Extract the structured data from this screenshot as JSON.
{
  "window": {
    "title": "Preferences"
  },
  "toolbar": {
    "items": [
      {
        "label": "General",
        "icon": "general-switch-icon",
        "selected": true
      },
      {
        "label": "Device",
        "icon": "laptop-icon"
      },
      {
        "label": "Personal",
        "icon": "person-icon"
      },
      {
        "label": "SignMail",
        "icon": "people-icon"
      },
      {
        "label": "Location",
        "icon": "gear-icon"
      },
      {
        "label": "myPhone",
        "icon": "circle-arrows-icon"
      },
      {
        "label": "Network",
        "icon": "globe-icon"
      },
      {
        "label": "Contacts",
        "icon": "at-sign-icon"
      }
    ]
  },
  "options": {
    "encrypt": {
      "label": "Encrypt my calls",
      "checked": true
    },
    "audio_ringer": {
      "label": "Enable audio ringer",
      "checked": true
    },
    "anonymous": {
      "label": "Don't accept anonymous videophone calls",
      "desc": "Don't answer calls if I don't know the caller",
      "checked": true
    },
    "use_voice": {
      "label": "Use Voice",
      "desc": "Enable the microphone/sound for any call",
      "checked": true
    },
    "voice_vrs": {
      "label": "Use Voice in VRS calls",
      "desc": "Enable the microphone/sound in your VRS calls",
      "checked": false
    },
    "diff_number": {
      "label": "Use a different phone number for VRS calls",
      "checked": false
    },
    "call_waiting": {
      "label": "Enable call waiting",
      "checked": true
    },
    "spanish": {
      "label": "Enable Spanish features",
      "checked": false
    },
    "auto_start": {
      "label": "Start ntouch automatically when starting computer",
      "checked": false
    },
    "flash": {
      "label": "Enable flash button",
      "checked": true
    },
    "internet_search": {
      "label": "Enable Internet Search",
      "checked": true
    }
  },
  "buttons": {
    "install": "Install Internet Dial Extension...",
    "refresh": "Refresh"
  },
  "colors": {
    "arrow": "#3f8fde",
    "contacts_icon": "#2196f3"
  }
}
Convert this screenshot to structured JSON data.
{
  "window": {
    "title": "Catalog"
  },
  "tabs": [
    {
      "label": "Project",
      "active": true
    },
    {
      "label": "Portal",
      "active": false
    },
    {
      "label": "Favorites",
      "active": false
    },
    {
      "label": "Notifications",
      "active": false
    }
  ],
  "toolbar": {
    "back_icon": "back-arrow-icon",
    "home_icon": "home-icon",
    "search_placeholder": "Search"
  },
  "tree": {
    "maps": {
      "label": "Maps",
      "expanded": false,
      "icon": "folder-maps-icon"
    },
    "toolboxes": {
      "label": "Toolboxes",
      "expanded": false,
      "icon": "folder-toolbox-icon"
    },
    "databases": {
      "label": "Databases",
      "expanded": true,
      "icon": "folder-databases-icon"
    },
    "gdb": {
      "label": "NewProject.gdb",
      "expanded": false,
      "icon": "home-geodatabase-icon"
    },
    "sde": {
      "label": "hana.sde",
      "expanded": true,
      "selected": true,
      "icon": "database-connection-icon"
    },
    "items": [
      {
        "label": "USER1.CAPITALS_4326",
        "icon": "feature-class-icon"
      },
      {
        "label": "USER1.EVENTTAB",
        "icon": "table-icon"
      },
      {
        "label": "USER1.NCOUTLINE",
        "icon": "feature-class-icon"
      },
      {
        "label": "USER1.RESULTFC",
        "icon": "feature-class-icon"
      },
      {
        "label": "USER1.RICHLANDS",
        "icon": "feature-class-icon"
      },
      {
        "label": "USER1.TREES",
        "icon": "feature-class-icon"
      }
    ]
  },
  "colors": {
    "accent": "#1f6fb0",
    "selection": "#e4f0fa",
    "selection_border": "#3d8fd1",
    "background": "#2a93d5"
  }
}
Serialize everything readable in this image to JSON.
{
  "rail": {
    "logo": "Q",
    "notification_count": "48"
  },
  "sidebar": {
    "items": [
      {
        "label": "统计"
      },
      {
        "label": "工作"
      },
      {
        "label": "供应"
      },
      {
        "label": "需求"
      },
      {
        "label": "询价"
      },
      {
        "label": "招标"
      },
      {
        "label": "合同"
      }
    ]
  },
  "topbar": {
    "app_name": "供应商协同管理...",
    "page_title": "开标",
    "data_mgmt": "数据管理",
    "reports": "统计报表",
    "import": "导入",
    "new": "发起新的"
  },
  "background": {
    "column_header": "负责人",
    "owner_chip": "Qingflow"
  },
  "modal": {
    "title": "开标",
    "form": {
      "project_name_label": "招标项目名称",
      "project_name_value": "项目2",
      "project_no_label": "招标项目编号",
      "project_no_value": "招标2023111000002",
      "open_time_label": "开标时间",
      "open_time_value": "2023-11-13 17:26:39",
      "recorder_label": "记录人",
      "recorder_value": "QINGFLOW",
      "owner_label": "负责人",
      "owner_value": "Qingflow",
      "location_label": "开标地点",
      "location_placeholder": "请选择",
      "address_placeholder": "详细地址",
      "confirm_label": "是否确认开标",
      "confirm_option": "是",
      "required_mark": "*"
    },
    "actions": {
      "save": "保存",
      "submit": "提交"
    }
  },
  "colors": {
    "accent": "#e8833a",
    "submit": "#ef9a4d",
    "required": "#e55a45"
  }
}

========================

**OBJECTIVE:** Set down the material above again, word for word.

**WRITTEN ANSWER:**
Extract the structured data from this screenshot as JSON.
{
  "window": {
    "title": "Preferences"
  },
  "toolbar": {
    "items": [
      {
        "label": "General",
        "icon": "general-switch-icon",
        "selected": true
      },
      {
        "label": "Device",
        "icon": "laptop-icon"
      },
      {
        "label": "Personal",
        "icon": "person-icon"
      },
      {
        "label": "SignMail",
        "icon": "people-icon"
      },
      {
        "label": "Location",
        "icon": "gear-icon"
      },
      {
        "label": "myPhone",
        "icon": "circle-arrows-icon"
      },
      {
        "label": "Network",
        "icon": "globe-icon"
      },
      {
        "label": "Contacts",
        "icon": "at-sign-icon"
      }
    ]
  },
  "options": {
    "encrypt": {
      "label": "Encrypt my calls",
      "checked": true
    },
    "audio_ringer": {
      "label": "Enable audio ringer",
      "checked": true
    },
    "anonymous": {
      "label": "Don't accept anonymous videophone calls",
      "desc": "Don't answer calls if I don't know the caller",
      "checked": true
    },
    "use_voice": {
      "label": "Use Voice",
      "desc": "Enable the microphone/sound for any call",
      "checked": true
    },
    "voice_vrs": {
      "label": "Use Voice in VRS calls",
      "desc": "Enable the microphone/sound in your VRS calls",
      "checked": false
    },
    "diff_number": {
      "label": "Use a different phone number for VRS calls",
      "checked": false
    },
    "call_waiting": {
      "label": "Enable call waiting",
      "checked": true
    },
    "spanish": {
      "label": "Enable Spanish features",
      "checked": false
    },
    "auto_start": {
      "label": "Start ntouch automatically when starting computer",
      "checked": false
    },
    "flash": {
      "label": "Enable flash button",
      "checked": true
    },
    "internet_search": {
      "label": "Enable Internet Search",
      "checked": true
    }
  },
  "buttons": {
    "install": "Install Internet Dial Extension...",
    "refresh": "Refresh"
  },
  "colors": {
    "arrow": "#3f8fde",
    "contacts_icon": "#2196f3"
  }
}
Convert this screenshot to structured JSON data.
{
  "window": {
    "title": "Catalog"
  },
  "tabs": [
    {
      "label": "Project",
      "active": true
    },
    {
      "label": "Portal",
      "active": false
    },
    {
      "label": "Favorites",
      "active": false
    },
    {
      "label": "Notifications",
      "active": false
    }
  ],
  "toolbar": {
    "back_icon": "back-arrow-icon",
    "home_icon": "home-icon",
    "search_placeholder": "Search"
  },
  "tree": {
    "maps": {
      "label": "Maps",
      "expanded": false,
      "icon": "folder-maps-icon"
    },
    "toolboxes": {
      "label": "Toolboxes",
      "expanded": false,
      "icon": "folder-toolbox-icon"
    },
    "databases": {
      "label": "Databases",
      "expanded": true,
      "icon": "folder-databases-icon"
    },
    "gdb": {
      "label": "NewProject.gdb",
      "expanded": false,
      "icon": "home-geodatabase-icon"
    },
    "sde": {
      "label": "hana.sde",
      "expanded": true,
      "selected": true,
      "icon": "database-connection-icon"
    },
    "items": [
      {
        "label": "USER1.CAPITALS_4326",
        "icon": "feature-class-icon"
      },
      {
        "label": "USER1.EVENTTAB",
        "icon": "table-icon"
      },
      {
        "label": "USER1.NCOUTLINE",
        "icon": "feature-class-icon"
      },
      {
        "label": "USER1.RESULTFC",
        "icon": "feature-class-icon"
      },
      {
        "label": "USER1.RICHLANDS",
        "icon": "feature-class-icon"
      },
      {
        "label": "USER1.TREES",
        "icon": "feature-class-icon"
      }
    ]
  },
  "colors": {
    "accent": "#1f6fb0",
    "selection": "#e4f0fa",
    "selection_border": "#3d8fd1",
    "background": "#2a93d5"
  }
}
Serialize everything readable in this image to JSON.
{
  "rail": {
    "logo": "Q",
    "notification_count": "48"
  },
  "sidebar": {
    "items": [
      {
        "label": "统计"
      },
      {
        "label": "工作"
      },
      {
        "label": "供应"
      },
      {
        "label": "需求"
      },
      {
        "label": "询价"
      },
      {
        "label": "招标"
      },
      {
        "label": "合同"
      }
    ]
  },
  "topbar": {
    "app_name": "供应商协同管理...",
    "page_title": "开标",
    "data_mgmt": "数据管理",
    "reports": "统计报表",
    "import": "导入",
    "new": "发起新的"
  },
  "background": {
    "column_header": "负责人",
    "owner_chip": "Qingflow"
  },
  "modal": {
    "title": "开标",
    "form": {
      "project_name_label": "招标项目名称",
      "project_name_value": "项目2",
      "project_no_label": "招标项目编号",
      "project_no_value": "招标2023111000002",
      "open_time_label": "开标时间",
      "open_time_value": "2023-11-13 17:26:39",
      "recorder_label": "记录人",
      "recorder_value": "QINGFLOW",
      "owner_label": "负责人",
      "owner_value": "Qingflow",
      "location_label": "开标地点",
      "location_placeholder": "请选择",
      "address_placeholder": "详细地址",
      "confirm_label": "是否确认开标",
      "confirm_option": "是",
      "required_mark": "*"
    },
    "actions": {
      "save": "保存",
      "submit": "提交"
    }
  },
  "colors": {
    "accent": "#e8833a",
    "submit": "#ef9a4d",
    "required": "#e55a45"
  }
}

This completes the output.